*Given request*
Every record here should be printed again exactly.
□ □ □ □
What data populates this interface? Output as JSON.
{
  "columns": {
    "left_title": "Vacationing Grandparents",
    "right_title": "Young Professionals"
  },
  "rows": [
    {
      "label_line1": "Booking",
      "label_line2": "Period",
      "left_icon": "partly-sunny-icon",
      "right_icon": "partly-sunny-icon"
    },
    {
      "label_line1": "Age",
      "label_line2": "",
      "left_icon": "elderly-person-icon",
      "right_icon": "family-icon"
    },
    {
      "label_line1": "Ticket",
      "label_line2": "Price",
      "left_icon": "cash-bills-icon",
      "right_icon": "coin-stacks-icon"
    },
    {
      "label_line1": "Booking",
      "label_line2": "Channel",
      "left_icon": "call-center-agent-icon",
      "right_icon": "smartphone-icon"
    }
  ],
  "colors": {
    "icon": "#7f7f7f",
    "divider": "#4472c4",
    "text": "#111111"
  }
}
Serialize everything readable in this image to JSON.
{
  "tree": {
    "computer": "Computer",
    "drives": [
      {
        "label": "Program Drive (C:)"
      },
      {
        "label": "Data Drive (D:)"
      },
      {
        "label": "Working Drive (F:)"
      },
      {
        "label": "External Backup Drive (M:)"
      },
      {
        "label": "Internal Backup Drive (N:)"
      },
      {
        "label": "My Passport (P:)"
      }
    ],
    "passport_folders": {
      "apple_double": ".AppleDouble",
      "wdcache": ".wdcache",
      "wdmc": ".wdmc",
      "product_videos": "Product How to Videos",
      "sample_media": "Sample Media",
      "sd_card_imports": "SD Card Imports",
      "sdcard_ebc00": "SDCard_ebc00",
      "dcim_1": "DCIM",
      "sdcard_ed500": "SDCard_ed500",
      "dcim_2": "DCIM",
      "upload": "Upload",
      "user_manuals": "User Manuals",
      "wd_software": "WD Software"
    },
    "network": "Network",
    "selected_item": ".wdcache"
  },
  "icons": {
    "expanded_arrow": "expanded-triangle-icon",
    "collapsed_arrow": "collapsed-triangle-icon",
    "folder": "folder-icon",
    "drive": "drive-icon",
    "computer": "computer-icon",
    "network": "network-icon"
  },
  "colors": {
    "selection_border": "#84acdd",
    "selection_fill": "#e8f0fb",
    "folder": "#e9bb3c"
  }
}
□ □ □ □
*Reply to the exercise*
What data populates this interface? Output as JSON.
{
  "columns": {
    "left_title": "Vacationing Grandparents",
    "right_title": "Young Professionals"
  },
  "rows": [
    {
      "label_line1": "Booking",
      "label_line2": "Period",
      "left_icon": "partly-sunny-icon",
      "right_icon": "partly-sunny-icon"
    },
    {
      "label_line1": "Age",
      "label_line2": "",
      "left_icon": "elderly-person-icon",
      "right_icon": "family-icon"
    },
    {
      "label_line1": "Ticket",
      "label_line2": "Price",
      "left_icon": "cash-bills-icon",
      "right_icon": "coin-stacks-icon"
    },
    {
      "label_line1": "Booking",
      "label_line2": "Channel",
      "left_icon": "call-center-agent-icon",
      "right_icon": "smartphone-icon"
    }
  ],
  "colors": {
    "icon": "#7f7f7f",
    "divider": "#4472c4",
    "text": "#111111"
  }
}
Serialize everything readable in this image to JSON.
{
  "tree": {
    "computer": "Computer",
    "drives": [
      {
        "label": "Program Drive (C:)"
      },
      {
        "label": "Data Drive (D:)"
      },
      {
        "label": "Working Drive (F:)"
      },
      {
        "label": "External Backup Drive (M:)"
      },
      {
        "label": "Internal Backup Drive (N:)"
      },
      {
        "label": "My Passport (P:)"
      }
    ],
    "passport_folders": {
      "apple_double": ".AppleDouble",
      "wdcache": ".wdcache",
      "wdmc": ".wdmc",
      "product_videos": "Product How to Videos",
      "sample_media": "Sample Media",
      "sd_card_imports": "SD Card Imports",
      "sdcard_ebc00": "SDCard_ebc00",
      "dcim_1": "DCIM",
      "sdcard_ed500": "SDCard_ed500",
      "dcim_2": "DCIM",
      "upload": "Upload",
      "user_manuals": "User Manuals",
      "wd_software": "WD Software"
    },
    "network": "Network",
    "selected_item": ".wdcache"
  },
  "icons": {
    "expanded_arrow": "expanded-triangle-icon",
    "collapsed_arrow": "collapsed-triangle-icon",
    "folder": "folder-icon",
    "drive": "drive-icon",
    "computer": "computer-icon",
    "network": "network-icon"
  },
  "colors": {
    "selection_border": "#84acdd",
    "selection_fill": "#e8f0fb",
    "folder": "#e9bb3c"
  }
}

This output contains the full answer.